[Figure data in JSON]
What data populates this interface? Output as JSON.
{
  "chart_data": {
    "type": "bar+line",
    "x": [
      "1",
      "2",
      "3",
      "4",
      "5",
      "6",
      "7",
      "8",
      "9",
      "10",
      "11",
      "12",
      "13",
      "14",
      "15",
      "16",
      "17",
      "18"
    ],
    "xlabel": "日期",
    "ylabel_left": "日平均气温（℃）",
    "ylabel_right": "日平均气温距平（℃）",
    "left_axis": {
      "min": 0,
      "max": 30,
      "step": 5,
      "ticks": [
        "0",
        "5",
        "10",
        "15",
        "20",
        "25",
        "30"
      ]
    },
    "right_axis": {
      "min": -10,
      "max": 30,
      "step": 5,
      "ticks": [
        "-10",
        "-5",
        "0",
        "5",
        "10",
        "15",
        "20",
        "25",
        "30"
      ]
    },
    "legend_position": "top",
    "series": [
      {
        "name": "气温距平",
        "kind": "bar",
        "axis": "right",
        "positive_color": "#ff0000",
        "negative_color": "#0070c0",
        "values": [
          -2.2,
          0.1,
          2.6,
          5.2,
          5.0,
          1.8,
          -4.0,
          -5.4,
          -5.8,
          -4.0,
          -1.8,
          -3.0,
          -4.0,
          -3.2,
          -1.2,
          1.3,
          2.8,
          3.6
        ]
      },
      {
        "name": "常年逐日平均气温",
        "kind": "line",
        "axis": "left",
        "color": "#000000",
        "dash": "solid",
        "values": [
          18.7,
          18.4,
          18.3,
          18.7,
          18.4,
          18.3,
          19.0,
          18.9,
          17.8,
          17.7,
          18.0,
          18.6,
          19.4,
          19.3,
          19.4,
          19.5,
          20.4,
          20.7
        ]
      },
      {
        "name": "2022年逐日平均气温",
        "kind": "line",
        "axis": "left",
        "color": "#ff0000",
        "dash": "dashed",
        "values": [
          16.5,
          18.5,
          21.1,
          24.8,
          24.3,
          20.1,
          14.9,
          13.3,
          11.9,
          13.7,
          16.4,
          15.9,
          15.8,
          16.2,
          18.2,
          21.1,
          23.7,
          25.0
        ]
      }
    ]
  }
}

*PROBLEM TO SOLVE:* Repeat each entry word for word.

*RESPONSE:*
What data populates this interface? Output as JSON.
{
  "chart_data": {
    "type": "bar+line",
    "x": [
      "1",
      "2",
      "3",
      "4",
      "5",
      "6",
      "7",
      "8",
      "9",
      "10",
      "11",
      "12",
      "13",
      "14",
      "15",
      "16",
      "17",
      "18"
    ],
    "xlabel": "日期",
    "ylabel_left": "日平均气温（℃）",
    "ylabel_right": "日平均气温距平（℃）",
    "left_axis": {
      "min": 0,
      "max": 30,
      "step": 5,
      "ticks": [
        "0",
        "5",
        "10",
        "15",
        "20",
        "25",
        "30"
      ]
    },
    "right_axis": {
      "min": -10,
      "max": 30,
      "step": 5,
      "ticks": [
        "-10",
        "-5",
        "0",
        "5",
        "10",
        "15",
        "20",
        "25",
        "30"
      ]
    },
    "legend_position": "top",
    "series": [
      {
        "name": "气温距平",
        "kind": "bar",
        "axis": "right",
        "positive_color": "#ff0000",
        "negative_color": "#0070c0",
        "values": [
          -2.2,
          0.1,
          2.6,
          5.2,
          5.0,
          1.8,
          -4.0,
          -5.4,
          -5.8,
          -4.0,
          -1.8,
          -3.0,
          -4.0,
          -3.2,
          -1.2,
          1.3,
          2.8,
          3.6
        ]
      },
      {
        "name": "常年逐日平均气温",
        "kind": "line",
        "axis": "left",
        "color": "#000000",
        "dash": "solid",
        "values": [
          18.7,
          18.4,
          18.3,
          18.7,
          18.4,
          18.3,
          19.0,
          18.9,
          17.8,
          17.7,
          18.0,
          18.6,
          19.4,
          19.3,
          19.4,
          19.5,
          20.4,
          20.7
        ]
      },
      {
        "name": "2022年逐日平均气温",
        "kind": "line",
        "axis": "left",
        "color": "#ff0000",
        "dash": "dashed",
        "values": [
          16.5,
          18.5,
          21.1,
          24.8,
          24.3,
          20.1,
          14.9,
          13.3,
          11.9,
          13.7,
          16.4,
          15.9,
          15.8,
          16.2,
          18.2,
          21.1,
          23.7,
          25.0
        ]
      }
    ]
  }
}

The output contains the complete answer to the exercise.